═════ Data section
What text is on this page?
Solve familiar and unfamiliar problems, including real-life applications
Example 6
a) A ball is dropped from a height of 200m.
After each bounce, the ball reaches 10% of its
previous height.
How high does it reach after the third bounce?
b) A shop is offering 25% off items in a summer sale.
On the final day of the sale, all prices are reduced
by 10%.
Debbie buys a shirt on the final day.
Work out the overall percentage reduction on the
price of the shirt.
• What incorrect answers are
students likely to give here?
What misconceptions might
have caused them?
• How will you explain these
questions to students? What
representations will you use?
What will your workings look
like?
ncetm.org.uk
══════════
- _Required task_: Return the entries in full, keeping every line exactly as it is.

- _Answer to the task_:
What text is on this page?
Solve familiar and unfamiliar problems, including real-life applications
Example 6
a) A ball is dropped from a height of 200m.
After each bounce, the ball reaches 10% of its
previous height.
How high does it reach after the third bounce?
b) A shop is offering 25% off items in a summer sale.
On the final day of the sale, all prices are reduced
by 10%.
Debbie buys a shirt on the final day.
Work out the overall percentage reduction on the
price of the shirt.
• What incorrect answers are
students likely to give here?
What misconceptions might
have caused them?
• How will you explain these
questions to students? What
representations will you use?
What will your workings look
like?
ncetm.org.uk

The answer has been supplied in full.